## GIVEN REQUEST
Using the data below, tally the lines that include the string "this". Only the number is wanted.

(Dataset listings of figures)
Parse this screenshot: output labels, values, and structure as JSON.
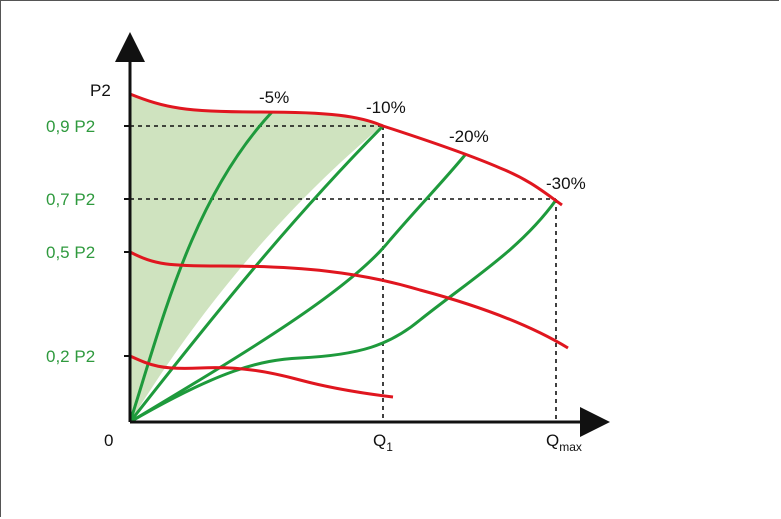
{
  "axes": {
    "y_label": "P2",
    "origin_label": "0",
    "y_ticks": [
      "0,9 P2",
      "0,7 P2",
      "0,5 P2",
      "0,2 P2"
    ],
    "x_ticks": [
      {
        "main": "Q",
        "sub": "1"
      },
      {
        "main": "Q",
        "sub": "max"
      }
    ]
  },
  "curve_labels": [
    "-5%",
    "-10%",
    "-20%",
    "-30%"
  ],
  "colors": {
    "power_curve": "#e0161f",
    "speed_curve": "#1e9a3c",
    "shaded_area": "#cfe3bf",
    "tick_label": "#2f9a3e",
    "axis": "#111111"
  }
}
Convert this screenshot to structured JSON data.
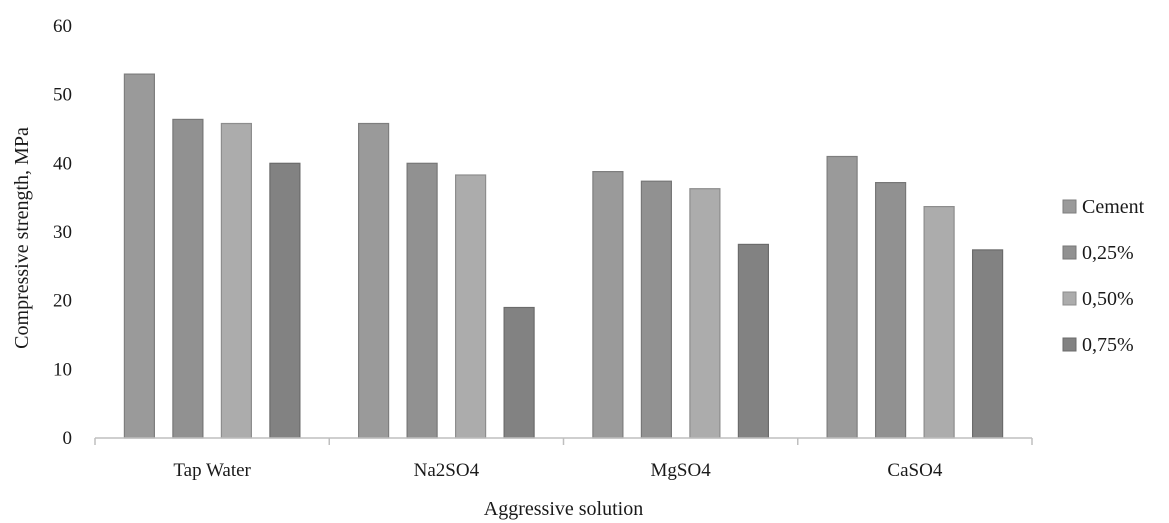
{
  "chart_data": {
    "type": "bar",
    "title": "",
    "xlabel": "Aggressive solution",
    "ylabel": "Compressive strength, MPa",
    "ylim": [
      0,
      60
    ],
    "yticks": [
      0,
      10,
      20,
      30,
      40,
      50,
      60
    ],
    "grid": false,
    "legend_position": "right",
    "categories": [
      "Tap Water",
      "Na2SO4",
      "MgSO4",
      "CaSO4"
    ],
    "series": [
      {
        "name": "Cement",
        "values": [
          53,
          45.8,
          38.8,
          41
        ],
        "color": "#9a9a9a"
      },
      {
        "name": "0,25%",
        "values": [
          46.4,
          40,
          37.4,
          37.2
        ],
        "color": "#919191"
      },
      {
        "name": "0,50%",
        "values": [
          45.8,
          38.3,
          36.3,
          33.7
        ],
        "color": "#acacac"
      },
      {
        "name": "0,75%",
        "values": [
          40,
          19,
          28.2,
          27.4
        ],
        "color": "#828282"
      }
    ]
  }
}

## WRITTEN SOLUTION
2